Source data
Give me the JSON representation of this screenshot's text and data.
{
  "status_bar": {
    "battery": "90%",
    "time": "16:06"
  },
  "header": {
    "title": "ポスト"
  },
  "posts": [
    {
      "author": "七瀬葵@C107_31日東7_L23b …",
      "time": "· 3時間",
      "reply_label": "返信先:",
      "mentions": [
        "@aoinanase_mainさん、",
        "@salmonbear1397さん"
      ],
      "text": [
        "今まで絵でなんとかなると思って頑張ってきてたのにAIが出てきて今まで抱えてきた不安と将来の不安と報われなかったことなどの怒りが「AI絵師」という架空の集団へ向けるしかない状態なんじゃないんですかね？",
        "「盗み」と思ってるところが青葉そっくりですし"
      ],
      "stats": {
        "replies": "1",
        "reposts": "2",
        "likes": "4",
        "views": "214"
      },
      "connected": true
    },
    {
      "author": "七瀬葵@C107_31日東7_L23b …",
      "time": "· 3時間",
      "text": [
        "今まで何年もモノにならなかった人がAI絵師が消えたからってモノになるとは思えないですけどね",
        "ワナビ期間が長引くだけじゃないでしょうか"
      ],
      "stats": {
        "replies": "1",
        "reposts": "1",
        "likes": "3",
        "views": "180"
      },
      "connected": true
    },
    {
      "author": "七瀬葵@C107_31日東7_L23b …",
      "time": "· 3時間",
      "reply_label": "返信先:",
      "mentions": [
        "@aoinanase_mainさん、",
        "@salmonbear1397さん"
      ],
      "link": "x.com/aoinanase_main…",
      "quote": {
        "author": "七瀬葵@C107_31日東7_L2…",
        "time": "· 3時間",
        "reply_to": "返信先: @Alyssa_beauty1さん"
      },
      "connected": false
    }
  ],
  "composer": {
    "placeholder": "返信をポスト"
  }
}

### [DIRECTION]
Set down every line of the listing above again, exactly as given.

### [CORRECT OUTPUT]
Give me the JSON representation of this screenshot's text and data.
{
  "status_bar": {
    "battery": "90%",
    "time": "16:06"
  },
  "header": {
    "title": "ポスト"
  },
  "posts": [
    {
      "author": "七瀬葵@C107_31日東7_L23b …",
      "time": "· 3時間",
      "reply_label": "返信先:",
      "mentions": [
        "@aoinanase_mainさん、",
        "@salmonbear1397さん"
      ],
      "text": [
        "今まで絵でなんとかなると思って頑張ってきてたのにAIが出てきて今まで抱えてきた不安と将来の不安と報われなかったことなどの怒りが「AI絵師」という架空の集団へ向けるしかない状態なんじゃないんですかね？",
        "「盗み」と思ってるところが青葉そっくりですし"
      ],
      "stats": {
        "replies": "1",
        "reposts": "2",
        "likes": "4",
        "views": "214"
      },
      "connected": true
    },
    {
      "author": "七瀬葵@C107_31日東7_L23b …",
      "time": "· 3時間",
      "text": [
        "今まで何年もモノにならなかった人がAI絵師が消えたからってモノになるとは思えないですけどね",
        "ワナビ期間が長引くだけじゃないでしょうか"
      ],
      "stats": {
        "replies": "1",
        "reposts": "1",
        "likes": "3",
        "views": "180"
      },
      "connected": true
    },
    {
      "author": "七瀬葵@C107_31日東7_L23b …",
      "time": "· 3時間",
      "reply_label": "返信先:",
      "mentions": [
        "@aoinanase_mainさん、",
        "@salmonbear1397さん"
      ],
      "link": "x.com/aoinanase_main…",
      "quote": {
        "author": "七瀬葵@C107_31日東7_L2…",
        "time": "· 3時間",
        "reply_to": "返信先: @Alyssa_beauty1さん"
      },
      "connected": false
    }
  ],
  "composer": {
    "placeholder": "返信をポスト"
  }
}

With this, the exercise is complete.